Task to carry out:
Leave out the pictures and repeat exactly the lines from the one containing "What's the underlying" through the final line of the listing below.

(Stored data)
◆ ◆ ◆ ◆ ◆

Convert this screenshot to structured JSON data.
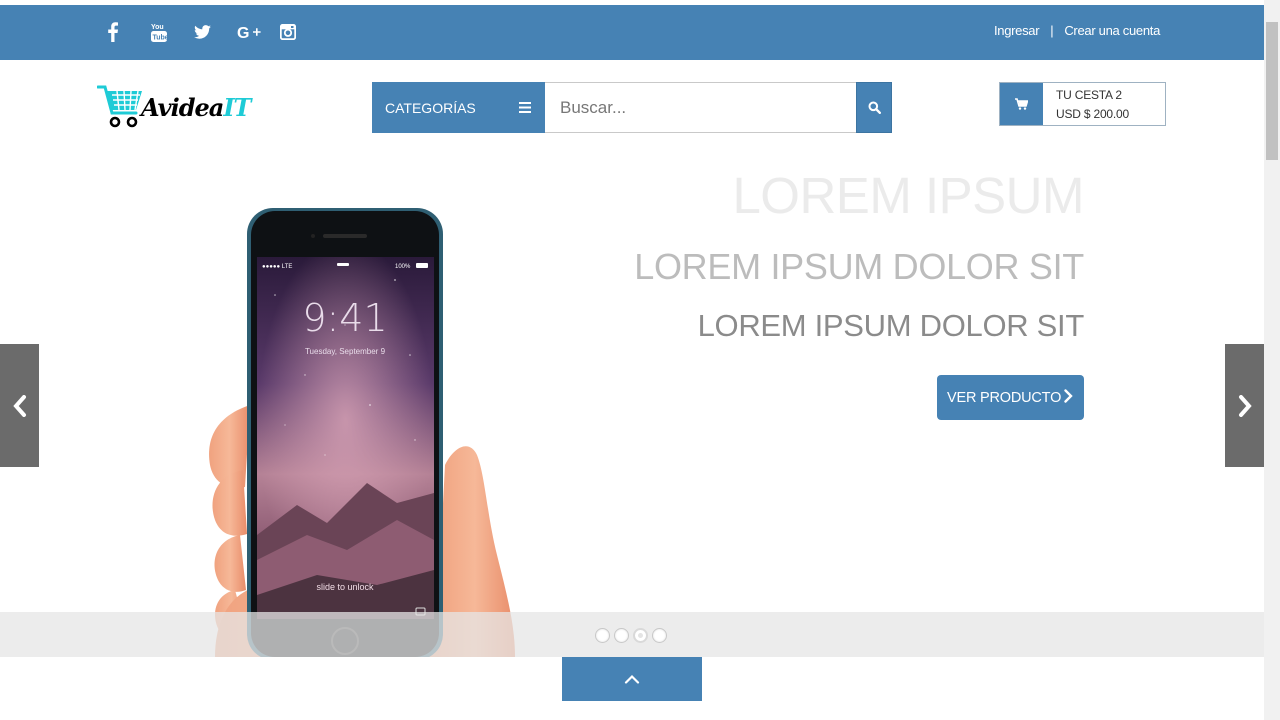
{
  "social": {
    "icons": [
      "facebook-icon",
      "youtube-icon",
      "twitter-icon",
      "google-plus-icon",
      "instagram-icon"
    ]
  },
  "account": {
    "login": "Ingresar",
    "separator": "|",
    "register": "Crear una cuenta"
  },
  "header": {
    "logo": {
      "part1": "Avidea",
      "part2": "IT"
    },
    "categories_label": "CATEGORÍAS",
    "search_placeholder": "Buscar...",
    "cart": {
      "line1": "TU CESTA 2",
      "line2": "USD $ 200.00"
    }
  },
  "hero": {
    "title": "LOREM IPSUM",
    "subtitle": "LOREM IPSUM DOLOR SIT",
    "subtitle2": "LOREM IPSUM DOLOR SIT",
    "cta_label": "VER PRODUCTO",
    "phone_time": "9:41",
    "phone_date": "Tuesday, September 9",
    "phone_unlock": "slide to unlock",
    "phone_status_right": "100%",
    "phone_status_left": "LTE"
  },
  "slider": {
    "dot_count": 4,
    "active_index": 2
  },
  "colors": {
    "primary": "#4682b4",
    "logo_accent": "#1ecbd6",
    "arrow_bg": "#6b6b6b"
  }
}
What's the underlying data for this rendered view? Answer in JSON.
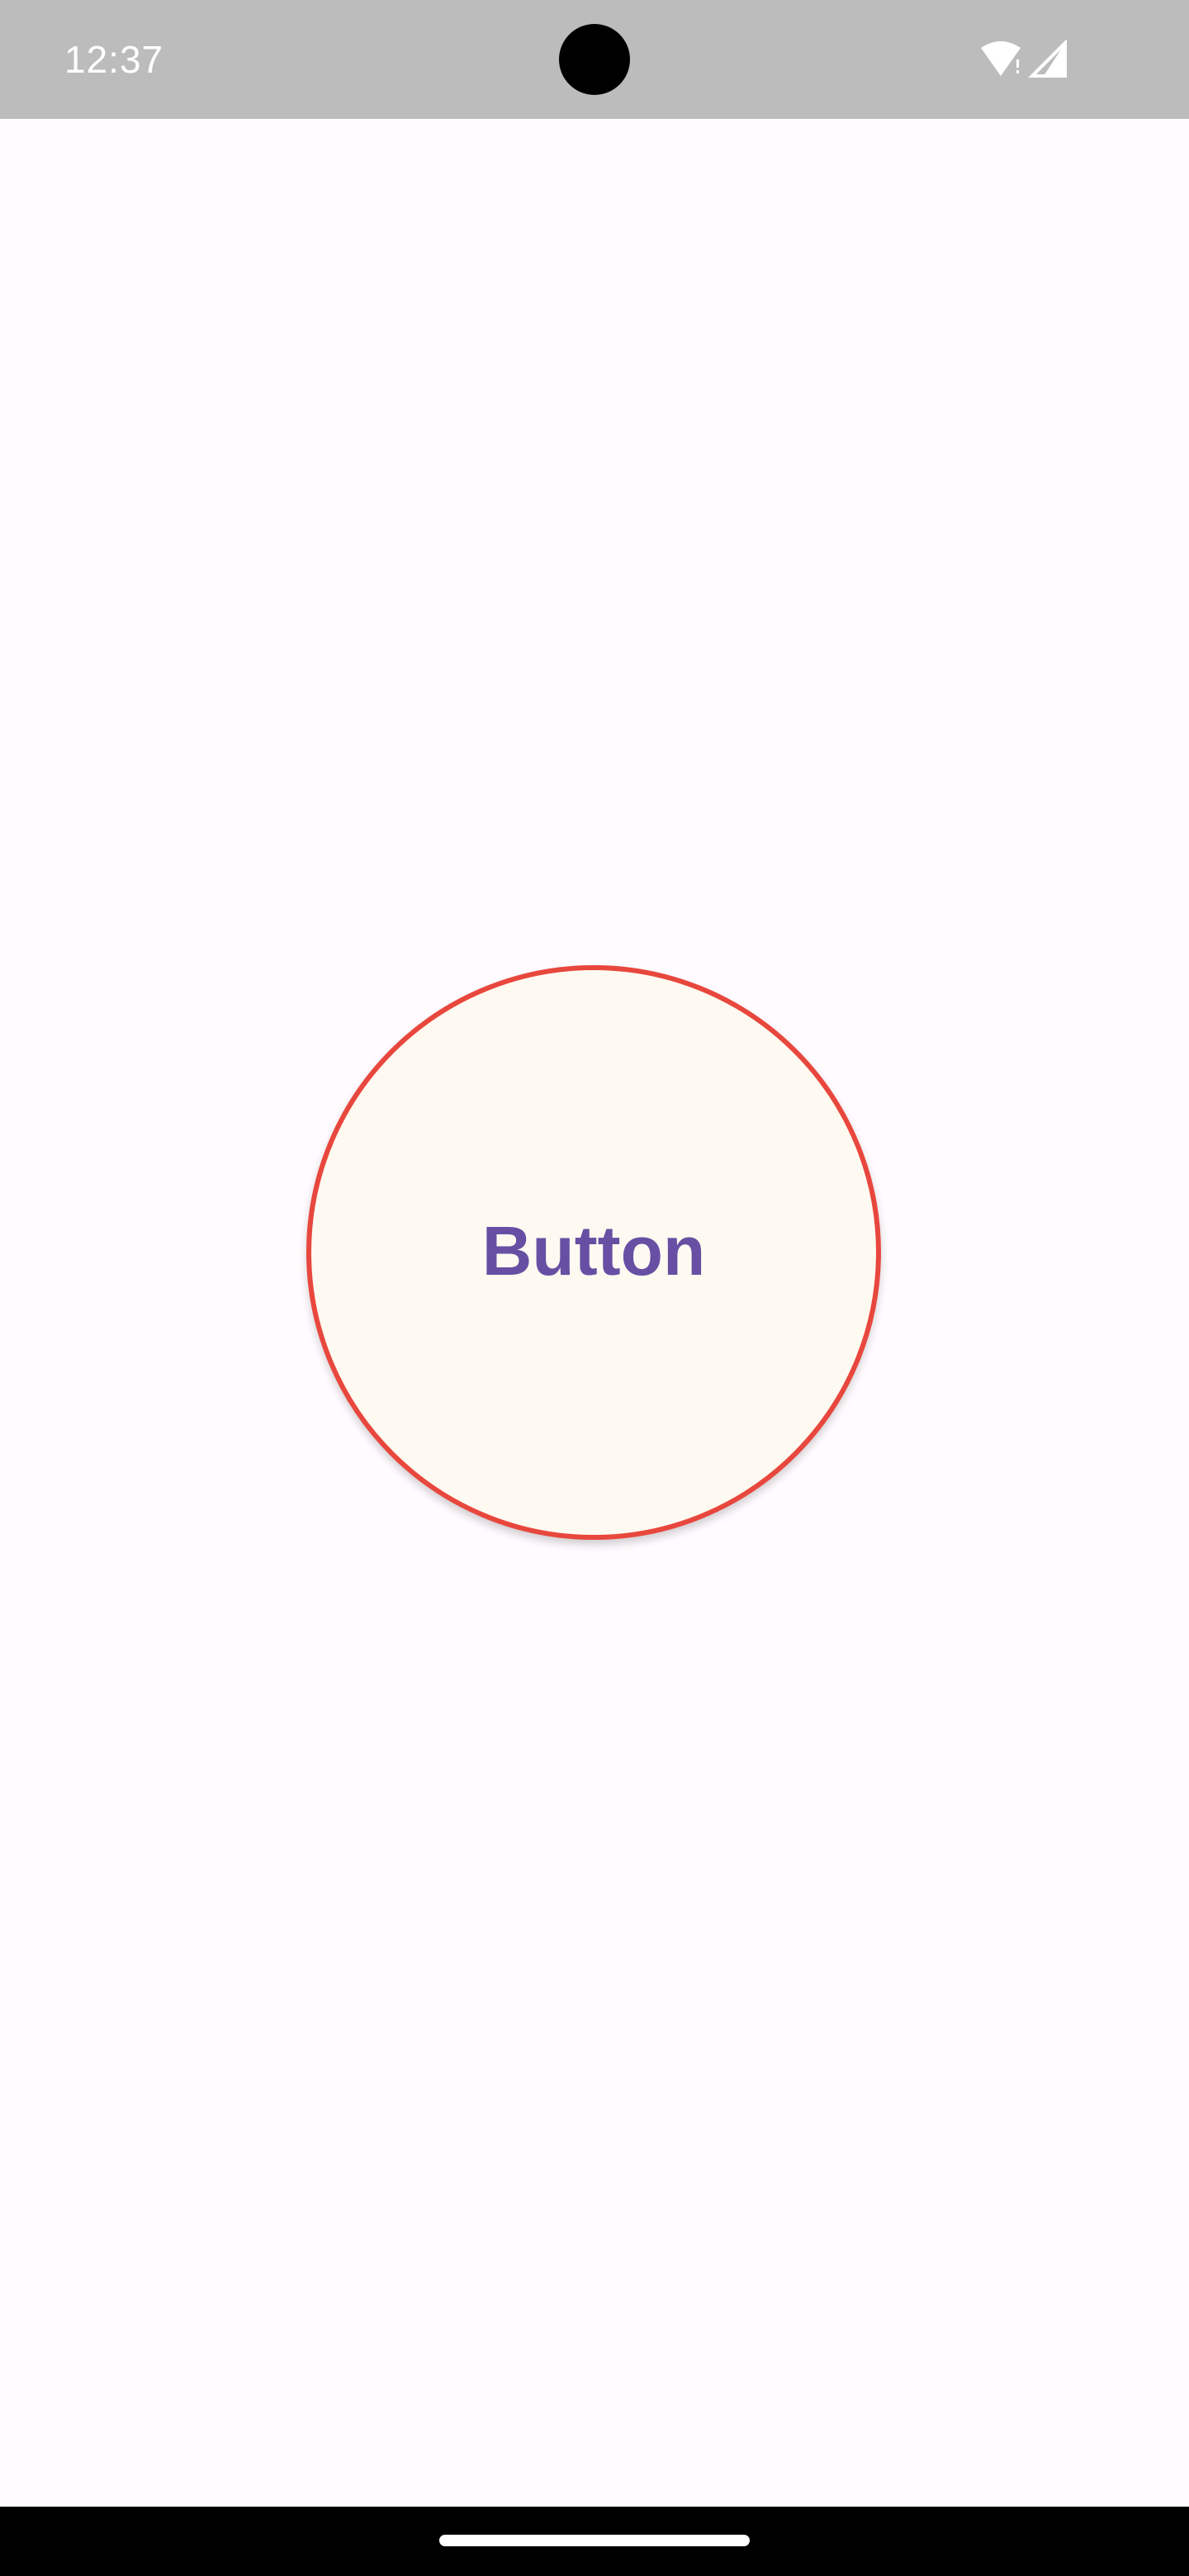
{
  "status_bar": {
    "time": "12:37",
    "icons": [
      "wifi-icon",
      "signal-icon"
    ]
  },
  "main": {
    "button_label": "Button"
  },
  "colors": {
    "status_bar_bg": "#bdbcbc",
    "background": "#fffbfe",
    "button_border": "#e8473d",
    "button_fill": "#fffaf1",
    "button_text": "#6750a4",
    "nav_bar_bg": "#000000"
  }
}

◆ ◆ ◆ ◆ ◆

Solution for this task:
What's the underlying data for this rendered view? Answer in JSON.
{
  "status_bar": {
    "time": "12:37",
    "icons": [
      "wifi-icon",
      "signal-icon"
    ]
  },
  "main": {
    "button_label": "Button"
  },
  "colors": {
    "status_bar_bg": "#bdbcbc",
    "background": "#fffbfe",
    "button_border": "#e8473d",
    "button_fill": "#fffaf1",
    "button_text": "#6750a4",
    "nav_bar_bg": "#000000"
  }
}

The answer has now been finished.